Playa playa from the Himalaya...

Wake up at 6AM. Peer out the hotel window. Rain.

I'm just going to cut and paste this first line for every entry for this trip and every other one we'll ever take. Our next ride will be a humanitarian trip to drought-stricken areas of Africa. Someone might as well benefit from our rain-making abilities. At breakfast, the waiter asked if we were enjoying the rainy weather? isayspardon? Apparently the Indian people love the rain, it's a respite to the oppressive heat and also brings life to the lush greenery in the area.

We got a late start out of Chandigarh, due to delays with breakfast and me being a bit lazy this morning. Left around 8AM, which was an hour later than we had planned. This would come back to haunt us later on. Chandigarh is a pretty modern North India city, lots of shopping malls and the city is built into grid-like Sections which are numbered and makes it very easy to navigate. A very planned layout.

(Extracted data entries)

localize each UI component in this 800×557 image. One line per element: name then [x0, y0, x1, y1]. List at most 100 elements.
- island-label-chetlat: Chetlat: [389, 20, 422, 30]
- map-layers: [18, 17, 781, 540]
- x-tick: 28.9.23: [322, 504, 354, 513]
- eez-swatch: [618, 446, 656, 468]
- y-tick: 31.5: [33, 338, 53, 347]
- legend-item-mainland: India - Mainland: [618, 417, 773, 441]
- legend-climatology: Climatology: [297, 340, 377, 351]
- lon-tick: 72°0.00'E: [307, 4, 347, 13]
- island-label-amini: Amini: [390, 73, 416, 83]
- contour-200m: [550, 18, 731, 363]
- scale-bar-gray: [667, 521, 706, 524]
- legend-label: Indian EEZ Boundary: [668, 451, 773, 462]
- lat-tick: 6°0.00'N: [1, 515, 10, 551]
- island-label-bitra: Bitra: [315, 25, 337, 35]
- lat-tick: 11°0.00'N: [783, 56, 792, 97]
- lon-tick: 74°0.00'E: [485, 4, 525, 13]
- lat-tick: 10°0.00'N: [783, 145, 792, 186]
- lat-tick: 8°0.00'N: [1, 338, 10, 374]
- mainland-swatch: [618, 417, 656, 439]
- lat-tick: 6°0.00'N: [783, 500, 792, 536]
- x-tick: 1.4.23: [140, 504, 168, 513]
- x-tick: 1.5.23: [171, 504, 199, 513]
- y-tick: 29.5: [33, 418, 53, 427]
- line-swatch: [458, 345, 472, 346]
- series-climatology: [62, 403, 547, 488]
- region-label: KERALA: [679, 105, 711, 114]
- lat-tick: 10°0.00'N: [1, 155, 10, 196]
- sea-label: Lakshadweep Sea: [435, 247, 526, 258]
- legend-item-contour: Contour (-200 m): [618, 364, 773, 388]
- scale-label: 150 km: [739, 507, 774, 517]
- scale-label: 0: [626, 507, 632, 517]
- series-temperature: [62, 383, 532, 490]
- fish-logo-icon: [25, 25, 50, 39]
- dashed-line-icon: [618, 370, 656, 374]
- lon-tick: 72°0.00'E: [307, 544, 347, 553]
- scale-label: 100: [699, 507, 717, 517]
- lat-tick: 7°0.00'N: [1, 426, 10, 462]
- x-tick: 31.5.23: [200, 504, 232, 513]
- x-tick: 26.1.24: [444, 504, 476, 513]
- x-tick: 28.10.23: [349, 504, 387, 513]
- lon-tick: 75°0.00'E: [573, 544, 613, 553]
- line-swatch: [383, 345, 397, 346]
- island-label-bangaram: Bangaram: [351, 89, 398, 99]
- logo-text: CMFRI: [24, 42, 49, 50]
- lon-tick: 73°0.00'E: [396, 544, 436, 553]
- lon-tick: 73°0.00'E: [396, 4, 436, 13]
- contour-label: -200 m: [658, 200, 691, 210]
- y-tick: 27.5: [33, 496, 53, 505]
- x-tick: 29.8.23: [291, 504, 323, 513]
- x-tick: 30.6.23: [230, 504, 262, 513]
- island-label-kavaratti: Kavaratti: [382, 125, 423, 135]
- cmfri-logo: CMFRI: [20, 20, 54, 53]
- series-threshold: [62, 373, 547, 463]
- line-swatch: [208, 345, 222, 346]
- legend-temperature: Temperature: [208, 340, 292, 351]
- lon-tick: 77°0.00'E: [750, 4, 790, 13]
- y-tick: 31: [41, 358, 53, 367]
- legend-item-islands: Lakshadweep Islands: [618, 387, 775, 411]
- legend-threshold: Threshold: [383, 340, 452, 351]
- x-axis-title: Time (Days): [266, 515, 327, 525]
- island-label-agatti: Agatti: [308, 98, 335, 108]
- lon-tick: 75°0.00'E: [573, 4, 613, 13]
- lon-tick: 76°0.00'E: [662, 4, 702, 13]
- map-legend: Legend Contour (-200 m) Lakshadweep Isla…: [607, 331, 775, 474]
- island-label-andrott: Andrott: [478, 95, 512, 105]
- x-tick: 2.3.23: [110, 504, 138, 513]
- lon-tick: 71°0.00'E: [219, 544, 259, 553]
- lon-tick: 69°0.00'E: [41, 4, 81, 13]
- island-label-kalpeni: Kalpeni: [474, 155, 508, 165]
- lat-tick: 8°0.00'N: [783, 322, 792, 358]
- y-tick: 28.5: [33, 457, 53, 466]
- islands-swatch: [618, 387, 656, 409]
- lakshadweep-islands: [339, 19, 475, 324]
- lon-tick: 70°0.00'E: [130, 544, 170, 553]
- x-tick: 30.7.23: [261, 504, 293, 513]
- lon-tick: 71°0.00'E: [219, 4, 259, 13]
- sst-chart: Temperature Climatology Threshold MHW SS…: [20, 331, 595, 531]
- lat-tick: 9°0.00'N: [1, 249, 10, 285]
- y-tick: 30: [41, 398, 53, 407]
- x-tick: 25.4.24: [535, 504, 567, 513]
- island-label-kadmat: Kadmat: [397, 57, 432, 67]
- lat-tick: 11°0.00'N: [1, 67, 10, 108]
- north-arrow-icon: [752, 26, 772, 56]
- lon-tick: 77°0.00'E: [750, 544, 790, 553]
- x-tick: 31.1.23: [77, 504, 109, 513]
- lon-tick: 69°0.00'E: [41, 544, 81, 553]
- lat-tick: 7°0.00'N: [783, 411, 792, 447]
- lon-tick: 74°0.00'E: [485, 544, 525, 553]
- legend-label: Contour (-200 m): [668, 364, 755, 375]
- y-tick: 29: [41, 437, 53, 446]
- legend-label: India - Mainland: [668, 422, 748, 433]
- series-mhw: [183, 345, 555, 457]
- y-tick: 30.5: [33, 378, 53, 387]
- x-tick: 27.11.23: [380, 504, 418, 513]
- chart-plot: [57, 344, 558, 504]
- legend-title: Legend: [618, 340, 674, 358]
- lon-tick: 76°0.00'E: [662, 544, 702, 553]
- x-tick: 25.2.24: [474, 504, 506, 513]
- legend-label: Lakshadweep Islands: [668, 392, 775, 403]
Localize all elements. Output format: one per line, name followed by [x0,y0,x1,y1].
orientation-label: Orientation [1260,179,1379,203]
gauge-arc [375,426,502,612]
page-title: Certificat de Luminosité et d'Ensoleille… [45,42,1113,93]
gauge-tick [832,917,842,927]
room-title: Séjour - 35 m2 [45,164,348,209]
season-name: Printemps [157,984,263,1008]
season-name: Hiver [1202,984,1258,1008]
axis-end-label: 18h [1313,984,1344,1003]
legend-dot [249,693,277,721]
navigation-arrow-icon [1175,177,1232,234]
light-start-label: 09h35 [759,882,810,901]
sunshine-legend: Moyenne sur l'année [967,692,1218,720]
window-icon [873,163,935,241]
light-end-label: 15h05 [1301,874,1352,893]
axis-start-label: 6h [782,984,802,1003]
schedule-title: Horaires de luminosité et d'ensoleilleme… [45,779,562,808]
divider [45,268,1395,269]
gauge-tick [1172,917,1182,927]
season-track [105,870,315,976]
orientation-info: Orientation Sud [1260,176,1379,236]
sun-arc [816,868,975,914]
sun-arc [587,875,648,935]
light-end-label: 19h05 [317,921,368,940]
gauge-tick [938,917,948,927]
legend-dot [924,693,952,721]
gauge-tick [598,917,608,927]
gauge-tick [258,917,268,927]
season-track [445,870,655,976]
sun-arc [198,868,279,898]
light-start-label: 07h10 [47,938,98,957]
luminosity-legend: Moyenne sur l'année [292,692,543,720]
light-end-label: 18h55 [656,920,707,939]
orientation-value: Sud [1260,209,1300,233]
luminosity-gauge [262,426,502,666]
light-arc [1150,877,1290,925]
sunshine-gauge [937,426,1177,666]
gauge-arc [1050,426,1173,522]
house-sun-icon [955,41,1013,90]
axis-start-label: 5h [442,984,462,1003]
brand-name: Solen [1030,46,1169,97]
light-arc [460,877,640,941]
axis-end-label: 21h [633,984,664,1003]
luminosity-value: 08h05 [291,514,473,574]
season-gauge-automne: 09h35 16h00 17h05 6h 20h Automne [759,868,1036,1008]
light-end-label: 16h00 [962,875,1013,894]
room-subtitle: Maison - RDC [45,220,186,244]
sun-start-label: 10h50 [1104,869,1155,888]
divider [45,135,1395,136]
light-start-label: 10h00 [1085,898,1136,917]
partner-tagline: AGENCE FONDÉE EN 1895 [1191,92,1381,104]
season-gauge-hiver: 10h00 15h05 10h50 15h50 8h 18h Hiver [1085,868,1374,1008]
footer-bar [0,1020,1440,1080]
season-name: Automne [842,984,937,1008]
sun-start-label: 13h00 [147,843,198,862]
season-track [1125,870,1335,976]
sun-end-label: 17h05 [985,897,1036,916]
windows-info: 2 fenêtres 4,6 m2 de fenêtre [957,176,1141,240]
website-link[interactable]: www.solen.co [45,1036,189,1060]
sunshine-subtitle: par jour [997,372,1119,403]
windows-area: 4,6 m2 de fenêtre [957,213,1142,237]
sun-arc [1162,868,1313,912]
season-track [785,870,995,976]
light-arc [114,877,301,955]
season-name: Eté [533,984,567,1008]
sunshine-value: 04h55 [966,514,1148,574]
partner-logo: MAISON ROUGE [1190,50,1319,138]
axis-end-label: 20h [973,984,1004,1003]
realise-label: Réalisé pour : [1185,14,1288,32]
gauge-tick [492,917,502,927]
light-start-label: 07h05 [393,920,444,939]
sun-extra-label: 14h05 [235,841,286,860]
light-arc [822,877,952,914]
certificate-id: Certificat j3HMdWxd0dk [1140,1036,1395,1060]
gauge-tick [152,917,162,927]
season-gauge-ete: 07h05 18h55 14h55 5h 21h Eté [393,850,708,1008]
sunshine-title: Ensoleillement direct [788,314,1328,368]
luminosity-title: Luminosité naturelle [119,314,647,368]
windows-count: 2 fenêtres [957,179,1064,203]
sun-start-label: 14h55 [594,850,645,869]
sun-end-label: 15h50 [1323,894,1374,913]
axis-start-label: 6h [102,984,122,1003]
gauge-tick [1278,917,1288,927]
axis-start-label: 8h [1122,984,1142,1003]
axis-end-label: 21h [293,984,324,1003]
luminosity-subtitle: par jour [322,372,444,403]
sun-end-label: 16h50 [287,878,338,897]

• **What to do**
**A.** Quote the records word for word, from their first line through the line containing "- legend-climatology: Climatology: [297, 340, 377, 351]", including both ends.
**B.** Continue the travel entry about leaving Chandigarh, starting after its last sentence.
The travel entry and the records have nothing to do with each other.

• **Final answers**
**A.**
localize each UI component in this 800×557 image. One line per element: name then [x0, y0, x1, y1]. List at most 100 elements.
- island-label-chetlat: Chetlat: [389, 20, 422, 30]
- map-layers: [18, 17, 781, 540]
- x-tick: 28.9.23: [322, 504, 354, 513]
- eez-swatch: [618, 446, 656, 468]
- y-tick: 31.5: [33, 338, 53, 347]
- legend-item-mainland: India - Mainland: [618, 417, 773, 441]
- legend-climatology: Climatology: [297, 340, 377, 351]

**B.**
Shout out to all my 2Ride peeps! Gas station break outside of Chandigarh

We were going against Monday morning rush hour traffic, everyone making their way into the big city for work. Normally in the western world, this means that you end up with a very quick ride with little traffic going your direction. This could not be more different in India. Indian traffic is like water flowing to the path of least resistance. If there is a space, traffic will fill it. Inbound traffic pushed us out to the far left-hand side of the road, as we struggled upstream against a tidal wave of oncoming traffic in both of the two lanes of road heading out of the city. Dodging stray dogs, oxen and pedestrians, our horns became our only defense!


This is a Sikh place of worship called a gurdwara (thanks to singhg5 for this info), just north of Roppar

The scenery is here is heavily forested, and the well-paved roads lull you into a false sense of security because every few hundred meters there are fields of potholes that slow traffic down. I've figured out why there is so much oncoming traffic in our lane, even though the vehicles aren't overtaking. They're all avoiding potholes and shift over into our lane, then duck back at the last minute. Very un-nerving...


View from the cockpit, speedo reads about 60 km/h so we're going a lot faster than our average speed this trip!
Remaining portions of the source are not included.